__Problem statement__.
Reproduce each of the following entries line for line, omitting any pictures from your copy.

__Page element annotations__.
++++

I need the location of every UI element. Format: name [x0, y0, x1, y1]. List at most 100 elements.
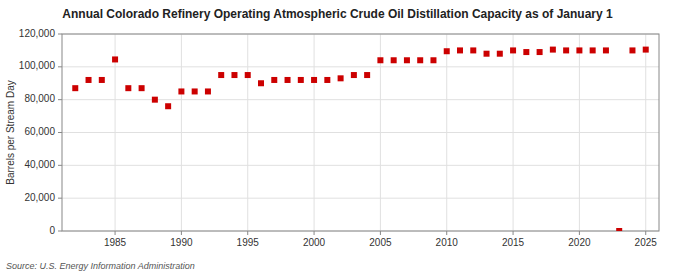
point	[457, 47, 463, 53]
x-tick	[513, 231, 514, 235]
axes: 0 20,000 40,000 60,000 80,000 100,000 120,000 1…	[19, 28, 659, 248]
point	[218, 72, 224, 78]
y-tick-label: 40,000	[24, 159, 55, 170]
point	[86, 77, 92, 83]
point	[165, 103, 171, 109]
point	[510, 47, 516, 53]
x-tick	[181, 231, 182, 235]
point	[125, 85, 131, 91]
x-grid-line	[645, 34, 646, 231]
x-tick	[115, 231, 116, 235]
x-grid-line	[513, 34, 514, 231]
point	[391, 57, 397, 63]
chart-container: 0 20,000 40,000 60,000 80,000 100,000 120,000 1…	[0, 0, 675, 275]
point	[285, 77, 291, 83]
y-tick	[58, 99, 62, 100]
x-tick-label: 2015	[502, 237, 525, 248]
point	[523, 49, 529, 55]
grid	[62, 34, 659, 231]
title: Annual Colorado Refinery Operating Atmos…	[62, 7, 613, 21]
point	[484, 51, 490, 57]
x-grid-line	[380, 34, 381, 231]
point	[576, 47, 582, 53]
y-tick	[58, 66, 62, 67]
point	[643, 47, 649, 53]
x-tick-label: 1995	[237, 237, 260, 248]
x-tick	[645, 231, 646, 235]
point	[470, 47, 476, 53]
y-tick-label: 100,000	[19, 60, 56, 71]
point	[603, 47, 609, 53]
point	[364, 72, 370, 78]
point	[417, 57, 423, 63]
x-grid-line	[446, 34, 447, 231]
point	[563, 47, 569, 53]
x-tick-label: 2005	[369, 237, 392, 248]
x-grid-line	[247, 34, 248, 231]
x-tick	[247, 231, 248, 235]
source-note: Source: U.S. Energy Information Administ…	[6, 261, 195, 271]
y-tick-label: 0	[49, 225, 55, 236]
point	[550, 47, 556, 53]
x-tick-label: 2000	[303, 237, 326, 248]
point	[258, 80, 264, 86]
x-tick-label: 2020	[568, 237, 591, 248]
point	[139, 85, 145, 91]
point	[444, 48, 450, 54]
y-grid-line	[62, 198, 659, 199]
point	[72, 85, 78, 91]
x-tick-label: 1985	[104, 237, 127, 248]
y-tick	[58, 132, 62, 133]
point	[338, 75, 344, 81]
x-tick	[446, 231, 447, 235]
point	[152, 97, 158, 103]
y-axis-label: Barrels per Stream Day	[5, 80, 16, 184]
point	[231, 72, 237, 78]
y-tick-label: 120,000	[19, 28, 56, 39]
y-tick	[58, 231, 62, 232]
point	[324, 77, 330, 83]
plot-area	[62, 34, 659, 231]
point	[497, 51, 503, 57]
y-tick	[58, 165, 62, 166]
point	[590, 47, 596, 53]
x-grid-line	[115, 34, 116, 231]
point	[537, 49, 543, 55]
y-tick-label: 20,000	[24, 192, 55, 203]
y-tick-label: 80,000	[24, 93, 55, 104]
x-grid-line	[181, 34, 182, 231]
markers	[72, 47, 648, 231]
y-grid-line	[62, 165, 659, 166]
x-tick	[380, 231, 381, 235]
x-tick	[314, 231, 315, 235]
point	[178, 88, 184, 94]
y-grid-line	[62, 132, 659, 133]
x-tick-label: 2025	[635, 237, 658, 248]
y-grid-line	[62, 66, 659, 67]
y-tick	[58, 198, 62, 199]
x-tick-label: 1990	[170, 237, 193, 248]
point	[351, 72, 357, 78]
chart-svg: 0 20,000 40,000 60,000 80,000 100,000 120,000 1…	[0, 0, 675, 275]
plot-frame	[62, 34, 659, 231]
point	[99, 77, 105, 83]
y-tick-label: 60,000	[24, 126, 55, 137]
x-grid-line	[579, 34, 580, 231]
x-grid-line	[314, 34, 315, 231]
y-tick	[58, 34, 62, 35]
point	[245, 72, 251, 78]
point	[629, 47, 635, 53]
point	[311, 77, 317, 83]
point	[192, 88, 198, 94]
point	[430, 57, 436, 63]
point	[377, 57, 383, 63]
point	[271, 77, 277, 83]
x-tick	[579, 231, 580, 235]
y-grid-line	[62, 99, 659, 100]
point	[616, 228, 622, 231]
point	[112, 56, 118, 62]
x-tick-label: 2010	[436, 237, 459, 248]
point	[404, 57, 410, 63]
point	[205, 88, 211, 94]
point	[298, 77, 304, 83]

++++

__The reply__.
I need the location of every UI element. Format: name [x0, y0, x1, y1]. List at most 100 elements.
point	[457, 47, 463, 53]
x-tick	[513, 231, 514, 235]
axes: 0 20,000 40,000 60,000 80,000 100,000 120,000 1…	[19, 28, 659, 248]
point	[218, 72, 224, 78]
y-tick-label: 40,000	[24, 159, 55, 170]
point	[86, 77, 92, 83]
point	[165, 103, 171, 109]
point	[510, 47, 516, 53]
x-tick	[181, 231, 182, 235]
point	[125, 85, 131, 91]
x-grid-line	[645, 34, 646, 231]
x-tick	[115, 231, 116, 235]
x-grid-line	[513, 34, 514, 231]
point	[391, 57, 397, 63]
chart-container: 0 20,000 40,000 60,000 80,000 100,000 120,000 1…	[0, 0, 675, 275]
point	[285, 77, 291, 83]
y-tick	[58, 99, 62, 100]
x-tick-label: 2015	[502, 237, 525, 248]
point	[523, 49, 529, 55]
grid	[62, 34, 659, 231]
title: Annual Colorado Refinery Operating Atmos…	[62, 7, 613, 21]
point	[484, 51, 490, 57]
x-grid-line	[380, 34, 381, 231]
point	[576, 47, 582, 53]
y-tick	[58, 66, 62, 67]
point	[643, 47, 649, 53]
x-tick-label: 1995	[237, 237, 260, 248]
x-tick	[645, 231, 646, 235]
point	[470, 47, 476, 53]
y-tick-label: 100,000	[19, 60, 56, 71]
point	[603, 47, 609, 53]
point	[364, 72, 370, 78]
point	[417, 57, 423, 63]
x-grid-line	[446, 34, 447, 231]
point	[563, 47, 569, 53]
x-tick-label: 2005	[369, 237, 392, 248]
x-grid-line	[247, 34, 248, 231]
x-tick	[247, 231, 248, 235]
source-note: Source: U.S. Energy Information Administ…	[6, 261, 195, 271]
y-tick-label: 0	[49, 225, 55, 236]
point	[550, 47, 556, 53]
x-tick-label: 2000	[303, 237, 326, 248]
point	[258, 80, 264, 86]
x-tick-label: 2020	[568, 237, 591, 248]
point	[139, 85, 145, 91]
point	[444, 48, 450, 54]
y-grid-line	[62, 198, 659, 199]
point	[72, 85, 78, 91]
x-tick-label: 1985	[104, 237, 127, 248]
y-tick	[58, 132, 62, 133]
point	[338, 75, 344, 81]
x-tick	[446, 231, 447, 235]
point	[152, 97, 158, 103]
y-axis-label: Barrels per Stream Day	[5, 80, 16, 184]
point	[231, 72, 237, 78]
y-tick-label: 120,000	[19, 28, 56, 39]
y-tick	[58, 231, 62, 232]
point	[324, 77, 330, 83]
plot-area	[62, 34, 659, 231]
point	[497, 51, 503, 57]
y-tick	[58, 165, 62, 166]
point	[590, 47, 596, 53]
x-grid-line	[115, 34, 116, 231]
point	[537, 49, 543, 55]
y-tick-label: 20,000	[24, 192, 55, 203]
y-tick-label: 80,000	[24, 93, 55, 104]
x-grid-line	[181, 34, 182, 231]
markers	[72, 47, 648, 231]
y-grid-line	[62, 165, 659, 166]
x-tick	[380, 231, 381, 235]
x-tick	[314, 231, 315, 235]
point	[178, 88, 184, 94]
y-grid-line	[62, 132, 659, 133]
x-tick-label: 2025	[635, 237, 658, 248]
y-grid-line	[62, 66, 659, 67]
y-tick	[58, 198, 62, 199]
x-tick-label: 1990	[170, 237, 193, 248]
point	[351, 72, 357, 78]
chart-svg: 0 20,000 40,000 60,000 80,000 100,000 120,000 1…	[0, 0, 675, 275]
plot-frame	[62, 34, 659, 231]
point	[99, 77, 105, 83]
y-tick-label: 60,000	[24, 126, 55, 137]
x-grid-line	[579, 34, 580, 231]
x-grid-line	[314, 34, 315, 231]
y-tick	[58, 34, 62, 35]
point	[245, 72, 251, 78]
point	[629, 47, 635, 53]
point	[311, 77, 317, 83]
point	[192, 88, 198, 94]
point	[430, 57, 436, 63]
point	[377, 57, 383, 63]
point	[271, 77, 277, 83]
x-tick	[579, 231, 580, 235]
y-grid-line	[62, 99, 659, 100]
point	[616, 228, 622, 231]
point	[112, 56, 118, 62]
x-tick-label: 2010	[436, 237, 459, 248]
point	[404, 57, 410, 63]
point	[205, 88, 211, 94]
point	[298, 77, 304, 83]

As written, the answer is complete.